↓

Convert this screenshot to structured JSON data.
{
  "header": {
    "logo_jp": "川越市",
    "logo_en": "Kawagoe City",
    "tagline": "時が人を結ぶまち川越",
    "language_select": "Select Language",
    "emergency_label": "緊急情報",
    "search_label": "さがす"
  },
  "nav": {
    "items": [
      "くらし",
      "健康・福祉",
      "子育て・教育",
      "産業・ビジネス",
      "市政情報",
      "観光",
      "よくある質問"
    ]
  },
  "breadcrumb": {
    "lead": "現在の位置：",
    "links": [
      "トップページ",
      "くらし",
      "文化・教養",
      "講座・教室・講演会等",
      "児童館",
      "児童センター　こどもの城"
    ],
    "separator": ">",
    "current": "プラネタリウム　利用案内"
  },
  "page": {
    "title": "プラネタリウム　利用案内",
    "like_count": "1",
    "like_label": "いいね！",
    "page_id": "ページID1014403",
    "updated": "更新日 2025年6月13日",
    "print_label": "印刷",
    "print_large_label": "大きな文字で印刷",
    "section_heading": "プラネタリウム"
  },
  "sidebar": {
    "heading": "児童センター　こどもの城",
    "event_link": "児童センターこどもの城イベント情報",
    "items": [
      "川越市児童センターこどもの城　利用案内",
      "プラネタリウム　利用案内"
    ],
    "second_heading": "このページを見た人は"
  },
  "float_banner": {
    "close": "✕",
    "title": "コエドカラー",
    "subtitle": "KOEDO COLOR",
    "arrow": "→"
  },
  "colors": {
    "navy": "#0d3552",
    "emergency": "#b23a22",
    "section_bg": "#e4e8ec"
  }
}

↑

Given task | Retype the records in full. Keep every line identical to the original.

Solution to this problem |
Convert this screenshot to structured JSON data.
{
  "header": {
    "logo_jp": "川越市",
    "logo_en": "Kawagoe City",
    "tagline": "時が人を結ぶまち川越",
    "language_select": "Select Language",
    "emergency_label": "緊急情報",
    "search_label": "さがす"
  },
  "nav": {
    "items": [
      "くらし",
      "健康・福祉",
      "子育て・教育",
      "産業・ビジネス",
      "市政情報",
      "観光",
      "よくある質問"
    ]
  },
  "breadcrumb": {
    "lead": "現在の位置：",
    "links": [
      "トップページ",
      "くらし",
      "文化・教養",
      "講座・教室・講演会等",
      "児童館",
      "児童センター　こどもの城"
    ],
    "separator": ">",
    "current": "プラネタリウム　利用案内"
  },
  "page": {
    "title": "プラネタリウム　利用案内",
    "like_count": "1",
    "like_label": "いいね！",
    "page_id": "ページID1014403",
    "updated": "更新日 2025年6月13日",
    "print_label": "印刷",
    "print_large_label": "大きな文字で印刷",
    "section_heading": "プラネタリウム"
  },
  "sidebar": {
    "heading": "児童センター　こどもの城",
    "event_link": "児童センターこどもの城イベント情報",
    "items": [
      "川越市児童センターこどもの城　利用案内",
      "プラネタリウム　利用案内"
    ],
    "second_heading": "このページを見た人は"
  },
  "float_banner": {
    "close": "✕",
    "title": "コエドカラー",
    "subtitle": "KOEDO COLOR",
    "arrow": "→"
  },
  "colors": {
    "navy": "#0d3552",
    "emergency": "#b23a22",
    "section_bg": "#e4e8ec"
  }
}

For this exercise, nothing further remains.